◆ Article:

---*---

Comparing kube-proxy modes: iptables or IPVS?
kube-proxy is a key component of any Kubernetes deployment. Its role is to load-balance traffic that is destined for services (via cluster IPs and node ports) to the correct backend pods. Kube-proxy can run in one of three modes, each implemented with different data plane technologies: userspace, iptables, or IPVS.
The userspace mode is very old, slow, and definitely not recommended! But how should you weigh up whether to go with iptables or IPVS mode? In this article, we’ll compare the two, measure how they perform in the context of a real microservice, and explain when you might want to choose one versus the other.
First, we’ll start with a bit of background on the two modes, then dive into the testing and results below…
Background: iptables proxy mode
iptables is a Linux kernel feature that was designed to be an efficient firewall with sufficient flexibility to handle a wide variety of common packet manipulation and filtering needs. It allows flexible sequences of rules to be attached to various hooks in the kernel’s packet processing pipeline. In iptables mode, kube-proxy attaches rules to the “NAT pre-routing” hook to implement its NAT and load balancing functions. This works, it’s simple, it uses a mature kernel feature, and, it “plays nice” with other programs that also work with iptables for filtering (such as Calico!).

---*---

◆ Task brief:
Using the kube-proxy article, explain in one to three sentences why it presents iptables mode as a sound choice.

◆ Data:
---*---

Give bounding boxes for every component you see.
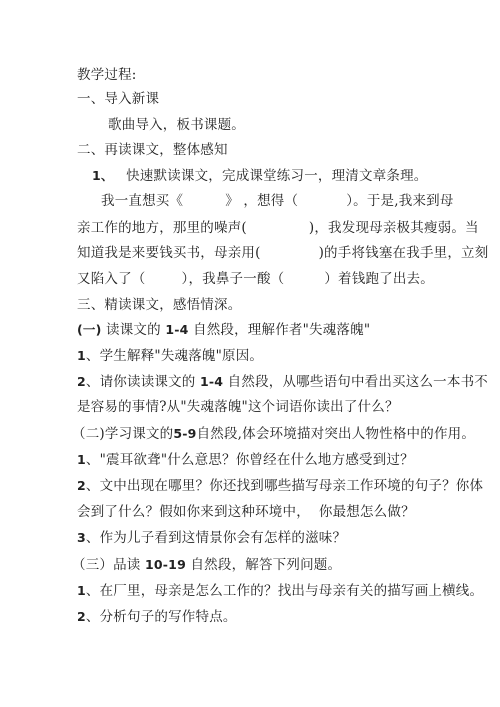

---*---

◆ Worked solution:
In iptables mode, kube-proxy attaches rules to the kernel's "NAT pre-routing" hook to carry out its NAT and load-balancing functions. The approach works, is simple, and relies on a mature kernel feature. It also "plays nice" with other programs, such as Calico, that use iptables for filtering.